What is expected: Pull out every line below that contains the word "xlabel".

Given entries:

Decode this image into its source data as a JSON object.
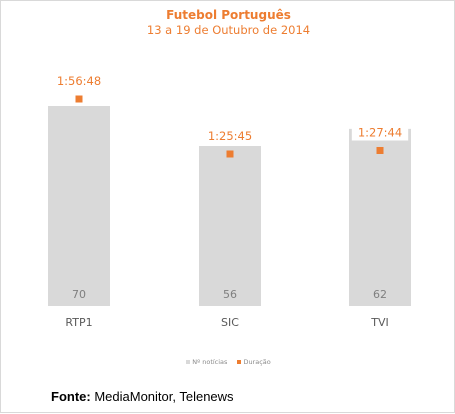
{
  "chart_data": {
    "type": "bar",
    "title": "Futebol Português",
    "subtitle": "13 a 19 de Outubro de 2014",
    "categories": [
      "RTP1",
      "SIC",
      "TVI"
    ],
    "series": [
      {
        "name": "Nº notícias",
        "type": "bar",
        "values": [
          70,
          56,
          62
        ],
        "color": "#d9d9d9"
      },
      {
        "name": "Duração",
        "type": "marker",
        "values": [
          "1:56:48",
          "1:25:45",
          "1:27:44"
        ],
        "color": "#ed7d31"
      }
    ],
    "legend_position": "bottom",
    "grid": false
  },
  "colors": {
    "accent": "#ed7d31",
    "bar": "#d9d9d9",
    "bar_label": "#7f7f7f",
    "category_label": "#595959"
  },
  "source": {
    "label": "Fonte:",
    "text": " MediaMonitor, Telenews"
  }
}
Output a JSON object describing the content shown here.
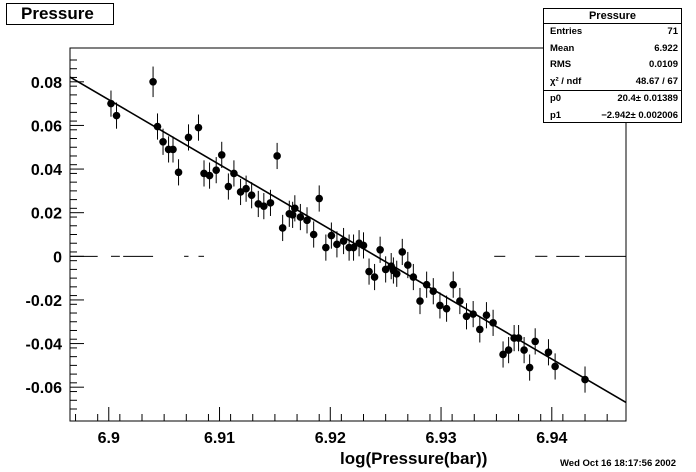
{
  "chart_data": {
    "type": "scatter",
    "title": "Pressure",
    "xlabel": "log(Pressure(bar))",
    "ylabel": "",
    "xlim": [
      6.8965,
      6.9467
    ],
    "ylim": [
      -0.0755,
      0.0955
    ],
    "x_ticks": [
      6.9,
      6.91,
      6.92,
      6.93,
      6.94
    ],
    "x_tick_labels": [
      "6.9",
      "6.91",
      "6.92",
      "6.93",
      "6.94"
    ],
    "y_ticks": [
      0.08,
      0.06,
      0.04,
      0.02,
      0,
      -0.02,
      -0.04,
      -0.06
    ],
    "y_tick_labels": [
      "0.08",
      "0.06",
      "0.04",
      "0.02",
      "0",
      "-0.02",
      "-0.04",
      "-0.06"
    ],
    "grid": false,
    "points": [
      [
        6.9002,
        0.07,
        0.006
      ],
      [
        6.9007,
        0.0645,
        0.006
      ],
      [
        6.904,
        0.08,
        0.007
      ],
      [
        6.9044,
        0.0595,
        0.006
      ],
      [
        6.9049,
        0.0525,
        0.006
      ],
      [
        6.9054,
        0.049,
        0.006
      ],
      [
        6.9058,
        0.049,
        0.006
      ],
      [
        6.9063,
        0.0385,
        0.006
      ],
      [
        6.9072,
        0.0545,
        0.006
      ],
      [
        6.9081,
        0.059,
        0.006
      ],
      [
        6.9086,
        0.038,
        0.006
      ],
      [
        6.9091,
        0.037,
        0.006
      ],
      [
        6.9097,
        0.0395,
        0.006
      ],
      [
        6.9102,
        0.0465,
        0.006
      ],
      [
        6.9108,
        0.032,
        0.006
      ],
      [
        6.9113,
        0.038,
        0.006
      ],
      [
        6.9119,
        0.0295,
        0.006
      ],
      [
        6.9124,
        0.031,
        0.006
      ],
      [
        6.9129,
        0.028,
        0.006
      ],
      [
        6.9135,
        0.024,
        0.006
      ],
      [
        6.914,
        0.023,
        0.006
      ],
      [
        6.9146,
        0.0245,
        0.006
      ],
      [
        6.9152,
        0.046,
        0.006
      ],
      [
        6.9157,
        0.013,
        0.006
      ],
      [
        6.9163,
        0.0195,
        0.006
      ],
      [
        6.9168,
        0.022,
        0.006
      ],
      [
        6.9173,
        0.018,
        0.006
      ],
      [
        6.9179,
        0.0165,
        0.006
      ],
      [
        6.9185,
        0.01,
        0.006
      ],
      [
        6.919,
        0.0265,
        0.006
      ],
      [
        6.9196,
        0.004,
        0.006
      ],
      [
        6.9201,
        0.0095,
        0.006
      ],
      [
        6.9206,
        0.0055,
        0.006
      ],
      [
        6.9212,
        0.007,
        0.006
      ],
      [
        6.9217,
        0.004,
        0.006
      ],
      [
        6.9221,
        0.004,
        0.006
      ],
      [
        6.9226,
        0.006,
        0.006
      ],
      [
        6.923,
        0.005,
        0.006
      ],
      [
        6.9235,
        -0.007,
        0.006
      ],
      [
        6.924,
        -0.0095,
        0.006
      ],
      [
        6.9245,
        0.003,
        0.006
      ],
      [
        6.925,
        -0.006,
        0.006
      ],
      [
        6.9255,
        -0.0045,
        0.006
      ],
      [
        6.926,
        -0.008,
        0.006
      ],
      [
        6.9265,
        0.002,
        0.006
      ],
      [
        6.927,
        -0.004,
        0.006
      ],
      [
        6.9275,
        -0.0095,
        0.006
      ],
      [
        6.9281,
        -0.0205,
        0.006
      ],
      [
        6.9287,
        -0.013,
        0.006
      ],
      [
        6.9293,
        -0.016,
        0.006
      ],
      [
        6.9299,
        -0.0225,
        0.006
      ],
      [
        6.9305,
        -0.024,
        0.006
      ],
      [
        6.9311,
        -0.013,
        0.006
      ],
      [
        6.9317,
        -0.0205,
        0.006
      ],
      [
        6.9323,
        -0.0275,
        0.006
      ],
      [
        6.9329,
        -0.0265,
        0.006
      ],
      [
        6.9335,
        -0.0335,
        0.006
      ],
      [
        6.9341,
        -0.027,
        0.006
      ],
      [
        6.9347,
        -0.0305,
        0.006
      ],
      [
        6.9356,
        -0.045,
        0.006
      ],
      [
        6.9361,
        -0.043,
        0.006
      ],
      [
        6.9366,
        -0.0375,
        0.006
      ],
      [
        6.937,
        -0.0375,
        0.006
      ],
      [
        6.9375,
        -0.043,
        0.006
      ],
      [
        6.938,
        -0.051,
        0.006
      ],
      [
        6.9385,
        -0.039,
        0.006
      ],
      [
        6.9397,
        -0.044,
        0.006
      ],
      [
        6.9403,
        -0.0505,
        0.006
      ],
      [
        6.943,
        -0.0565,
        0.006
      ],
      [
        6.9166,
        0.019,
        0.006
      ],
      [
        6.9257,
        -0.0065,
        0.006
      ]
    ],
    "fit_line": {
      "x": [
        6.8965,
        6.9467
      ],
      "y": [
        0.0822,
        -0.067
      ]
    },
    "zero_segments": [
      [
        6.8965,
        6.899
      ],
      [
        6.9002,
        6.901
      ],
      [
        6.9013,
        6.904
      ],
      [
        6.9068,
        6.9072
      ],
      [
        6.9081,
        6.9086
      ],
      [
        6.9348,
        6.9358
      ],
      [
        6.9385,
        6.9396
      ],
      [
        6.9404,
        6.9425
      ],
      [
        6.943,
        6.9467
      ]
    ],
    "stats": {
      "title": "Pressure",
      "rows": [
        [
          "Entries",
          "71"
        ],
        [
          "Mean",
          "6.922"
        ],
        [
          "RMS",
          "0.0109"
        ],
        [
          "χ² / ndf",
          "48.67 / 67"
        ]
      ],
      "fit_rows": [
        [
          "p0",
          "20.4± 0.01389"
        ],
        [
          "p1",
          "−2.942± 0.002006"
        ]
      ]
    }
  },
  "timestamp": "Wed Oct 16 18:17:56 2002"
}
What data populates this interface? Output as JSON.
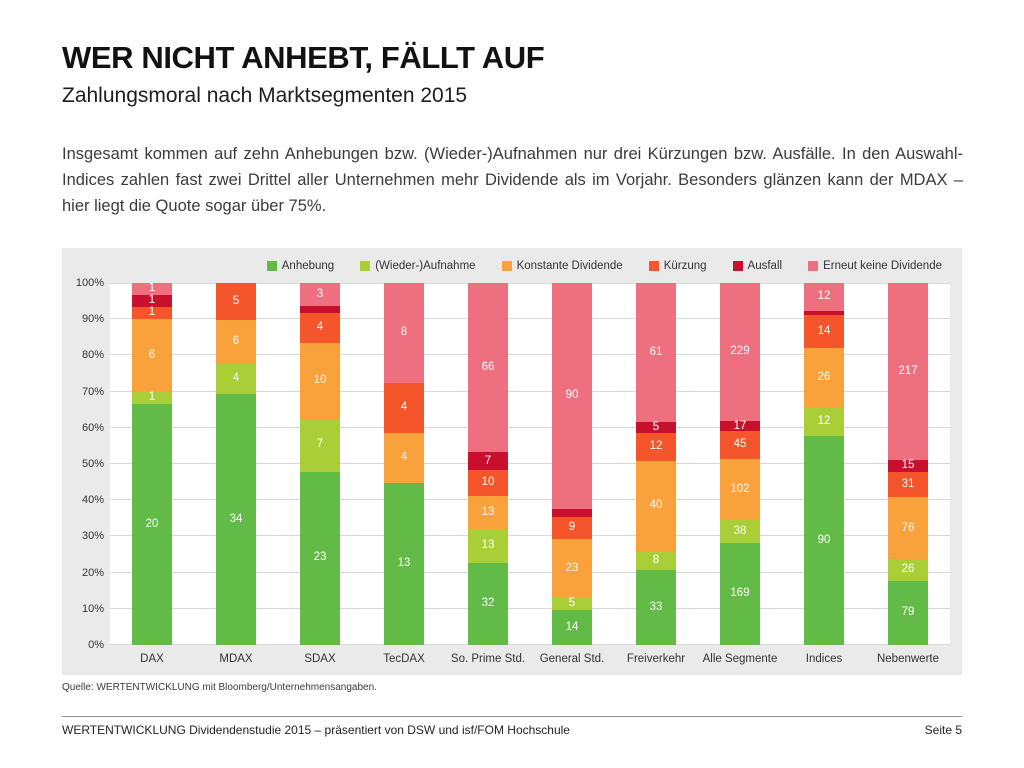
{
  "page": {
    "title": "WER NICHT ANHEBT, FÄLLT AUF",
    "subtitle": "Zahlungsmoral nach Marktsegmenten 2015",
    "paragraph": "Insgesamt kommen auf zehn Anhebungen bzw. (Wieder-)Aufnahmen nur drei Kürzungen bzw. Ausfälle. In den Auswahl-Indices zahlen fast zwei Drittel aller Unternehmen mehr Dividende als im Vorjahr. Besonders glänzen kann der MDAX – hier liegt die Quote sogar über 75%.",
    "source": "Quelle: WERTENTWICKLUNG mit Bloomberg/Unternehmensangaben.",
    "footer": {
      "left": "WERTENTWICKLUNG Dividendenstudie 2015 – präsentiert von DSW und isf/FOM Hochschule",
      "right": "Seite 5"
    }
  },
  "chart_data": {
    "type": "bar",
    "variant": "stacked-100-percent",
    "title": "",
    "xlabel": "",
    "ylabel": "",
    "ylim": [
      0,
      100
    ],
    "grid": "horizontal",
    "legend_position": "top-right",
    "panel_bg": "#eaeaea",
    "plot_bg": "#ffffff",
    "grid_color": "#d8d8d8",
    "value_label_color": "#ffffff",
    "value_label_min_pct": 2.5,
    "y_ticks": [
      "0%",
      "10%",
      "20%",
      "30%",
      "40%",
      "50%",
      "60%",
      "70%",
      "80%",
      "90%",
      "100%"
    ],
    "categories": [
      "DAX",
      "MDAX",
      "SDAX",
      "TecDAX",
      "So. Prime Std.",
      "General Std.",
      "Freiverkehr",
      "Alle Segmente",
      "Indices",
      "Nebenwerte"
    ],
    "series": [
      {
        "name": "Anhebung",
        "color": "#62bb46",
        "values": [
          20,
          34,
          23,
          13,
          32,
          14,
          33,
          169,
          90,
          79
        ]
      },
      {
        "name": "(Wieder-)Aufnahme",
        "color": "#a9ce38",
        "values": [
          1,
          4,
          7,
          0,
          13,
          5,
          8,
          38,
          12,
          26
        ]
      },
      {
        "name": "Konstante Dividende",
        "color": "#f9a13b",
        "values": [
          6,
          6,
          10,
          4,
          13,
          23,
          40,
          102,
          26,
          76
        ]
      },
      {
        "name": "Kürzung",
        "color": "#f4552b",
        "values": [
          1,
          5,
          4,
          4,
          10,
          9,
          12,
          45,
          14,
          31
        ]
      },
      {
        "name": "Ausfall",
        "color": "#c8102e",
        "values": [
          1,
          0,
          1,
          0,
          7,
          3,
          5,
          17,
          2,
          15
        ]
      },
      {
        "name": "Erneut keine Dividende",
        "color": "#ee707f",
        "values": [
          1,
          0,
          3,
          8,
          66,
          90,
          61,
          229,
          12,
          217
        ]
      }
    ]
  }
}
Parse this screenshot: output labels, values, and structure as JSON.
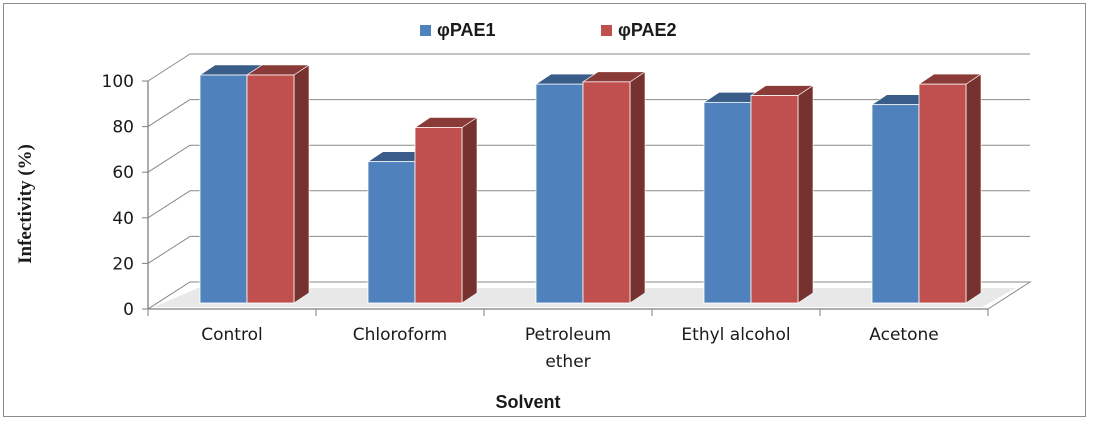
{
  "chart_data": {
    "type": "bar",
    "categories": [
      "Control",
      "Chloroform",
      "Petroleum ether",
      "Ethyl alcohol",
      "Acetone"
    ],
    "category_lines": [
      [
        "Control"
      ],
      [
        "Chloroform"
      ],
      [
        "Petroleum",
        "ether"
      ],
      [
        "Ethyl alcohol"
      ],
      [
        "Acetone"
      ]
    ],
    "series": [
      {
        "name": "φPAE1",
        "values": [
          100,
          62,
          96,
          88,
          87
        ],
        "color": "#4f81bd"
      },
      {
        "name": "φPAE2",
        "values": [
          100,
          77,
          97,
          91,
          96
        ],
        "color": "#c0504d"
      }
    ],
    "title": "",
    "xlabel": "Solvent",
    "ylabel": "Infectivity (%)",
    "ylim": [
      0,
      100
    ],
    "yticks": [
      "0",
      "20",
      "40",
      "60",
      "80",
      "100"
    ],
    "grid": true,
    "legend_position": "top",
    "style": "3d-clustered-column"
  }
}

Response for this exercise:
    "xlabel": "log(Pressure(bar))",
    "xlabel": "",
    "xlabel": "Solvent",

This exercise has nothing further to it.